== Document segment ==
Let’s begin by creating the public/chat module folder. Then, create the public/chat/chat.client.module.js initialization file with the following line of code:

angular.module('chat', []);

Now, proceed to create a public/chat/services folder for your socket service. In the public/chat/services folder, create a new file named socket.client.service.js that contains the following code snippet:

angular.module('chat').service('Socket', ['Authentication', '$location', '$timeout',
  function(Authentication, $location, $timeout) {
    if (Authentication.user) {
      this.socket = io();
    } else {
      $location.path('/');
    }

    this.on = function(eventName, callback) {
      if (this.socket) {
        this.socket.on(eventName, function(data) {
          $timeout(function() {
            callback(data);
          });
        });
      }
    };

    this.emit = function(eventName, data) {
      if (this.socket) {
        this.socket.emit(eventName, data);
      }
    };

    this.removeListener = function(eventName) {
      if (this.socket) {
        this.socket.removeListener(eventName);
      }
    };
  }
]);

Let’s review this code for a moment. After injecting the services, you checked whether the user is authenticated using the Authentication service. If the user is not authenticated, you redirected the request back to the home page using the $location service. Since AngularJS services are lazily loaded, the Socket service will only load when requested. This will prevent unauthenticated users from using the Socket service. If the user is authenticated, the service socket property is set by calling the io() method of Socket.io.

Next, you wrapped the socket emit(), on(), and removeListenter() methods with compatible service methods. It is worth checking the service on() method. In this method, you used a common AngularJS trick that involves the $timeout service. The problem we need to solve here is that AngularJS data binding only works for methods that are executed inside the framework. This means that unless you notify the AngularJS compiler about third-party events, it will not know about changes they cause in the data model. In our case, the socket client is a third-party library that we integrate in a service, so any events coming from the socket client might not initiate a binding process. To solve this problem, you can use the $apply and $digest methods; however, this often causes an error, since a digest cycle might already be in progress. A cleaner solution is to use $timeout trick. The $timeout service is a wrapper around the window.setTimeout() method, so calling it without the timeout argument will basically take care of the binding issue without any impact on user experience

Once you have the Socket service ready, all you have to do is implement the chat controller and chat view. Let’s begin by defining the chat controller.

== Document structure recognition data ==
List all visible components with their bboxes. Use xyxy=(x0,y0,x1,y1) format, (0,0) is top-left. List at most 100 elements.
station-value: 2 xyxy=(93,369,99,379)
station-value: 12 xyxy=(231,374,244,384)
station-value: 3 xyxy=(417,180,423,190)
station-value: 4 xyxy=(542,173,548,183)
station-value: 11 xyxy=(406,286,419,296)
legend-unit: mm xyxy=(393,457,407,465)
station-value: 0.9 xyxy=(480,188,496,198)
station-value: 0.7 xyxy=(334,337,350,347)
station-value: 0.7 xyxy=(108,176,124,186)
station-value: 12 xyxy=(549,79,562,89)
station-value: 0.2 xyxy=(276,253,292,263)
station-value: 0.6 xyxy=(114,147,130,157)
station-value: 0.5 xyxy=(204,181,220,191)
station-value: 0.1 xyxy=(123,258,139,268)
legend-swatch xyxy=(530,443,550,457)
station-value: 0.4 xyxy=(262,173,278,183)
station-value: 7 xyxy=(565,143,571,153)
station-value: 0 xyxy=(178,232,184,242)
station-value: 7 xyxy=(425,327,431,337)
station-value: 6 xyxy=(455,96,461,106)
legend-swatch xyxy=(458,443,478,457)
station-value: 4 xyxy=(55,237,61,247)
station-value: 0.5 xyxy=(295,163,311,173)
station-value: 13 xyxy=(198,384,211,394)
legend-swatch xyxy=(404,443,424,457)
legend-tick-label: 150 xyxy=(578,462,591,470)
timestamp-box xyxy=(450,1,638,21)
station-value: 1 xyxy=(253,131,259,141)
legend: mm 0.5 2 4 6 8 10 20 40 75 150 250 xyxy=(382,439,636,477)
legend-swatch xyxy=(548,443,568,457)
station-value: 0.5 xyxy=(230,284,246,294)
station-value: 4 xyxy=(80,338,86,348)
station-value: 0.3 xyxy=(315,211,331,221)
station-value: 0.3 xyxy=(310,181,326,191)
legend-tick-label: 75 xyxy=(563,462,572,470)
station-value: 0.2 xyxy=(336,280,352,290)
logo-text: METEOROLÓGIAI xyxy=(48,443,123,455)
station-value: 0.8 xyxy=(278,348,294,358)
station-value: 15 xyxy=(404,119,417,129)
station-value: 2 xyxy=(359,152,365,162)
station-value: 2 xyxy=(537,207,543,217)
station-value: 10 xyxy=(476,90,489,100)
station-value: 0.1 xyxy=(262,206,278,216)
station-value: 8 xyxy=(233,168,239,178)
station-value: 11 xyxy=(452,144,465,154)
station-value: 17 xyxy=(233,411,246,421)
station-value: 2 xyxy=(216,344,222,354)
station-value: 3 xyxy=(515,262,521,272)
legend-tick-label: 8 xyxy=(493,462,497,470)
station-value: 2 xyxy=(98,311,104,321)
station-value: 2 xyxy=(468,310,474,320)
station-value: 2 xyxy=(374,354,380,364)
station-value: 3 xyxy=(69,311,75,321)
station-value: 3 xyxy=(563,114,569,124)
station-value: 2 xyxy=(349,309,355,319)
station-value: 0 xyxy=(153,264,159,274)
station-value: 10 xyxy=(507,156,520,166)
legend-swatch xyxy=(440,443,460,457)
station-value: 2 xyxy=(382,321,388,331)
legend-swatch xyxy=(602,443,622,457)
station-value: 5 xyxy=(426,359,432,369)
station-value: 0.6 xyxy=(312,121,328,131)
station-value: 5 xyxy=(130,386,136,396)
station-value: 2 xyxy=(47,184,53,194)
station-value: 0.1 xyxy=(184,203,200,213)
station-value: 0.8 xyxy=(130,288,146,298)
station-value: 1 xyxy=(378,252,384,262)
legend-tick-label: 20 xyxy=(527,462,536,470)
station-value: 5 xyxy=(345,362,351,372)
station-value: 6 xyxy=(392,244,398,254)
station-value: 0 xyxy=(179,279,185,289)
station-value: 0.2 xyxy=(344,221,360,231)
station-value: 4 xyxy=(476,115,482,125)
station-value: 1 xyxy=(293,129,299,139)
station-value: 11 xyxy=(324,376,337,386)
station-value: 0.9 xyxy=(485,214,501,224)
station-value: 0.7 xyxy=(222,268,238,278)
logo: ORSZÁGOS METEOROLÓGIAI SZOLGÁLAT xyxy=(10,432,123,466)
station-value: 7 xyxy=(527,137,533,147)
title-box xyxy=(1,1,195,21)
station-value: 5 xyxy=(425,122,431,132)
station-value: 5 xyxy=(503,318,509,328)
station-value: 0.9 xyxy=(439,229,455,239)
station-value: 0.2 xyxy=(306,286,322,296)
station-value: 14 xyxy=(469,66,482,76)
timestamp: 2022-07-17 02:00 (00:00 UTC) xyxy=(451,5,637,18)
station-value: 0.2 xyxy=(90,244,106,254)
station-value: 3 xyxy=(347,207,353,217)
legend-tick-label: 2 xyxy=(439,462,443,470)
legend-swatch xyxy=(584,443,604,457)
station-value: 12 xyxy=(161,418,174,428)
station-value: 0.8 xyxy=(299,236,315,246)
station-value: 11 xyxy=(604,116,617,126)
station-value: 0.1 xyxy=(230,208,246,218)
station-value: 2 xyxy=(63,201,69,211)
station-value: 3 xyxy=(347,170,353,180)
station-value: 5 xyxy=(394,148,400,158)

== Prompt ==
Reproduce everything in the tutorial text from "Let’s review this" down to "method of Socket.io.", swapping "home page" for "landing page".

== Reply ==
Let’s review this code for a moment. After injecting the services, you checked whether the user is authenticated using the Authentication service. If the user is not authenticated, you redirected the request back to the landing page using the $location service. Since AngularJS services are lazily loaded, the Socket service will only load when requested. This will prevent unauthenticated users from using the Socket service. If the user is authenticated, the service socket property is set by calling the io() method of Socket.io.